**EXERCISE DESCRIPTION**:
Would you write out the listing verbatim and skip every picture in it?

Figure data in JSON
☆ ☆ ☆ ☆ ☆
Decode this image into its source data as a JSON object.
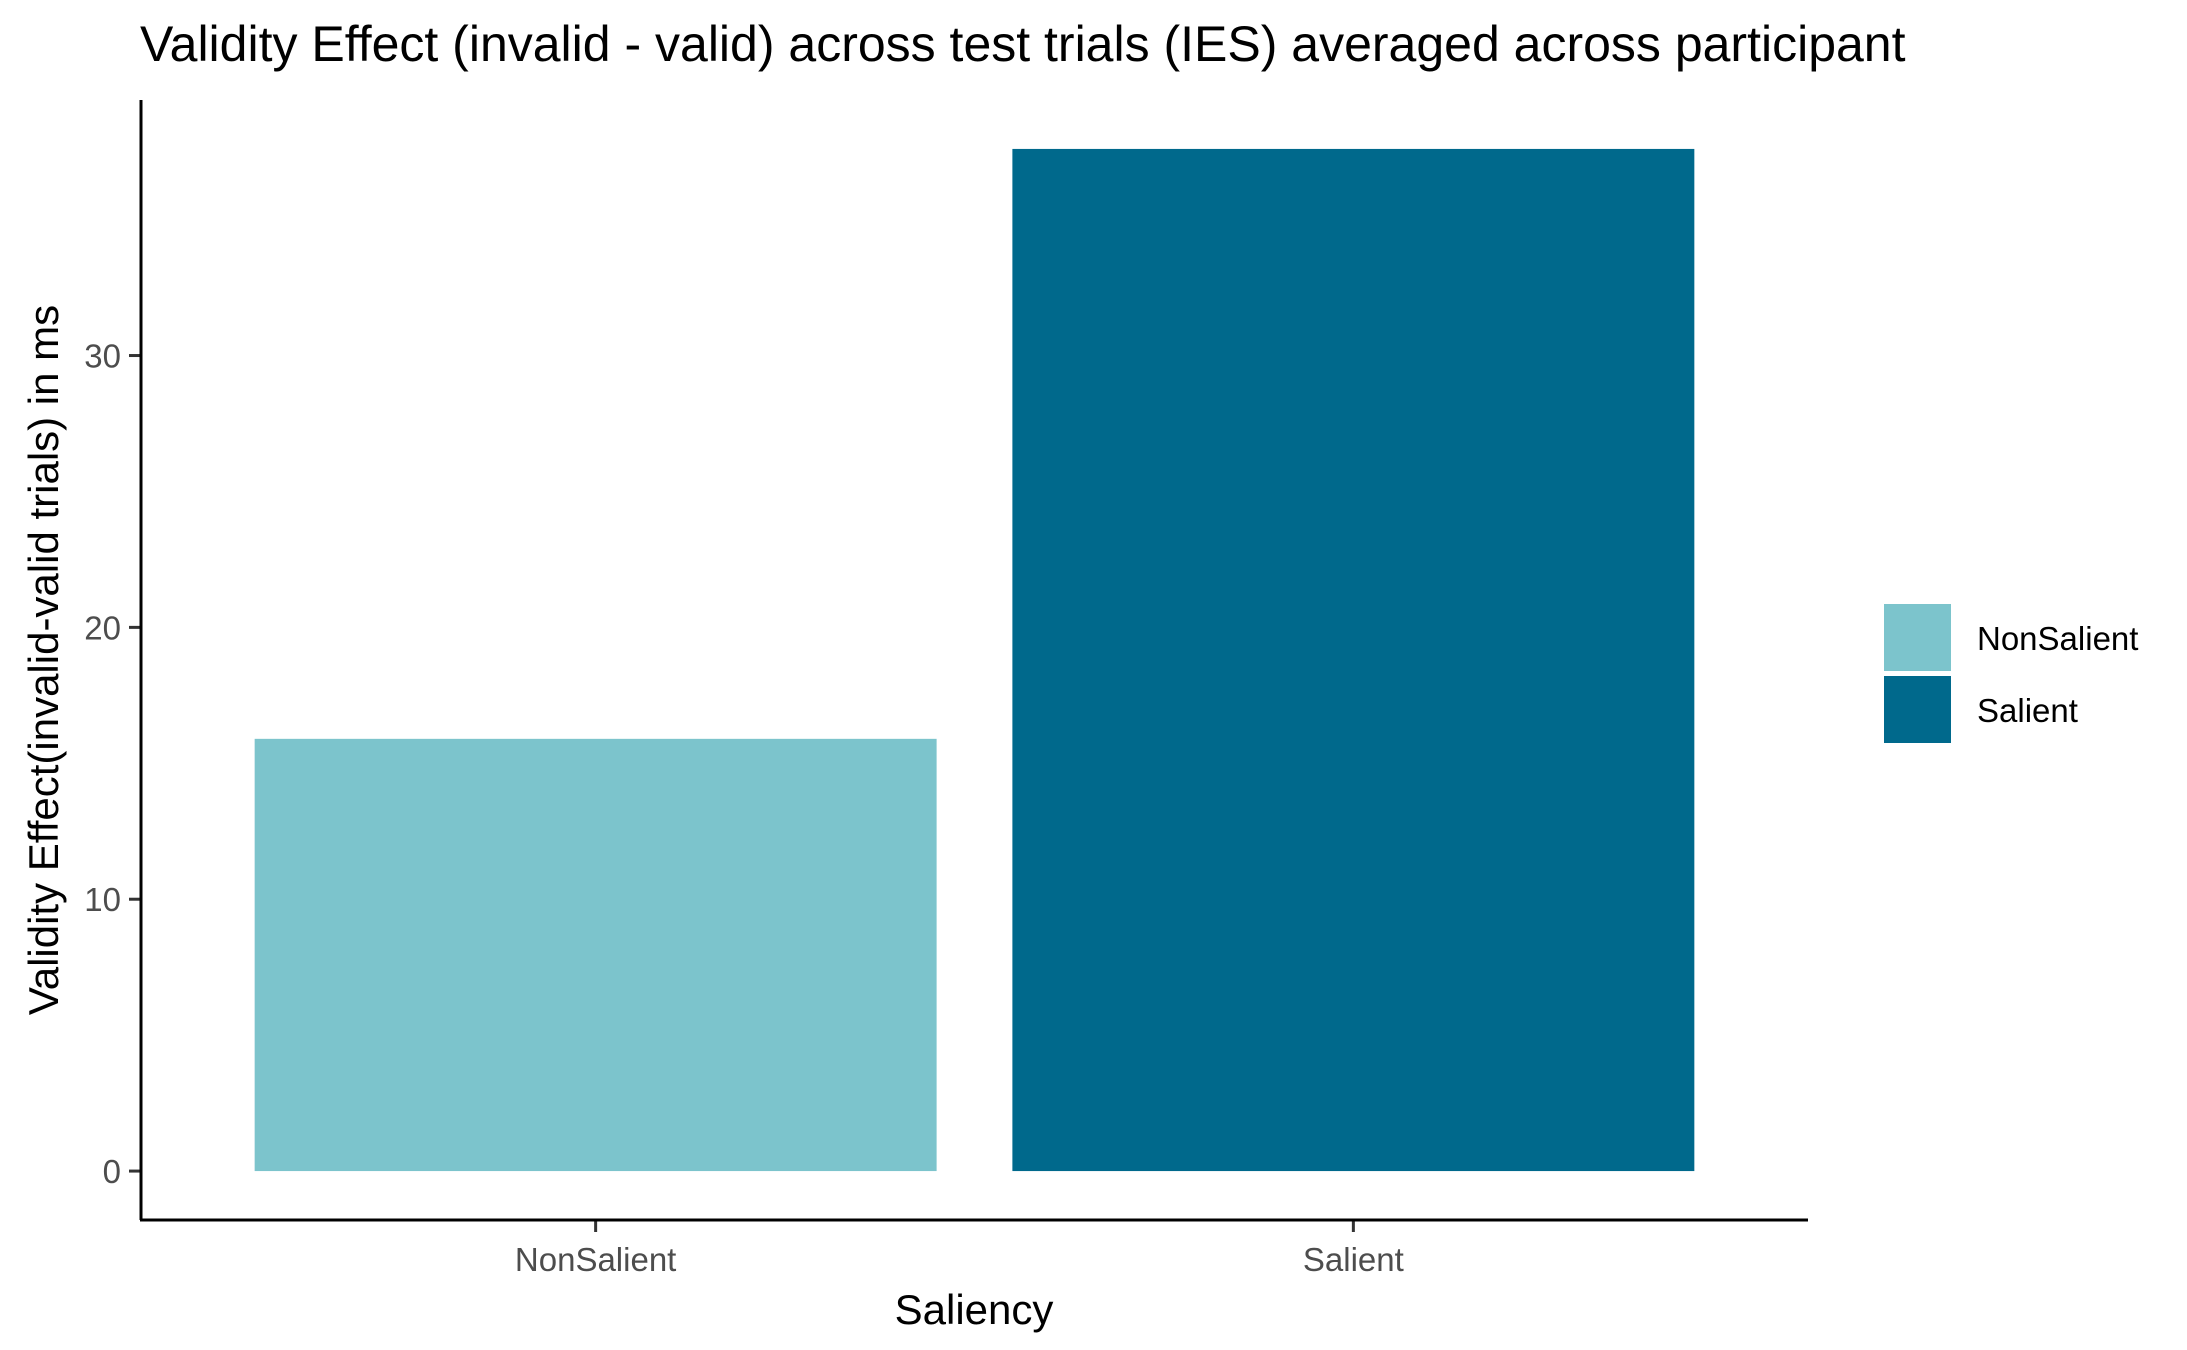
{
  "chart_data": {
    "type": "bar",
    "title": "Validity Effect (invalid - valid) across test trials (IES) averaged across participant",
    "xlabel": "Saliency",
    "ylabel": "Validity Effect(invalid-valid trials) in ms",
    "categories": [
      "NonSalient",
      "Salient"
    ],
    "values": [
      15.9,
      37.6
    ],
    "colors": [
      "#7cc4cc",
      "#00698c"
    ],
    "ylim": [
      -1.8,
      39.4
    ],
    "yticks": [
      0,
      10,
      20,
      30
    ],
    "ytick_labels": [
      "0",
      "10",
      "20",
      "30"
    ],
    "grid": false,
    "legend": {
      "position": "right",
      "entries": [
        {
          "label": "NonSalient",
          "color": "#7cc4cc"
        },
        {
          "label": "Salient",
          "color": "#00698c"
        }
      ]
    }
  }
}
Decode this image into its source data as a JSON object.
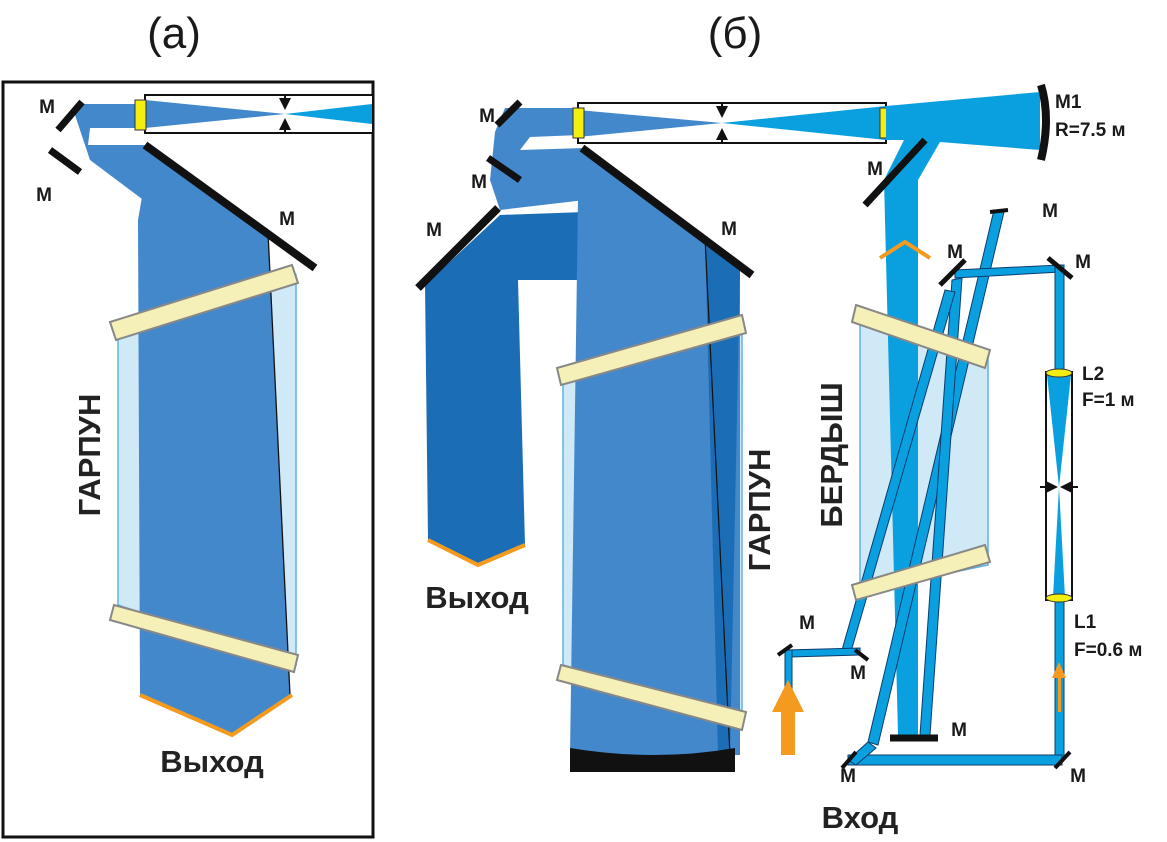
☆ ☆ ☆ ☆ ☆
**COMPLETE ANSWER**:
Decode this image into its source data as a JSON object.
{
  "chart_data": {
    "type": "bar",
    "title": "Validity Effect (invalid - valid) across test trials (IES) averaged across participant",
    "xlabel": "Saliency",
    "ylabel": "Validity Effect(invalid-valid trials) in ms",
    "categories": [
      "NonSalient",
      "Salient"
    ],
    "values": [
      15.9,
      37.6
    ],
    "colors": [
      "#7cc4cc",
      "#00698c"
    ],
    "ylim": [
      -1.8,
      39.4
    ],
    "yticks": [
      0,
      10,
      20,
      30
    ],
    "ytick_labels": [
      "0",
      "10",
      "20",
      "30"
    ],
    "grid": false,
    "legend": {
      "position": "right",
      "entries": [
        {
          "label": "NonSalient",
          "color": "#7cc4cc"
        },
        {
          "label": "Salient",
          "color": "#00698c"
        }
      ]
    }
  }
}
Decode this image into its source data as a JSON object.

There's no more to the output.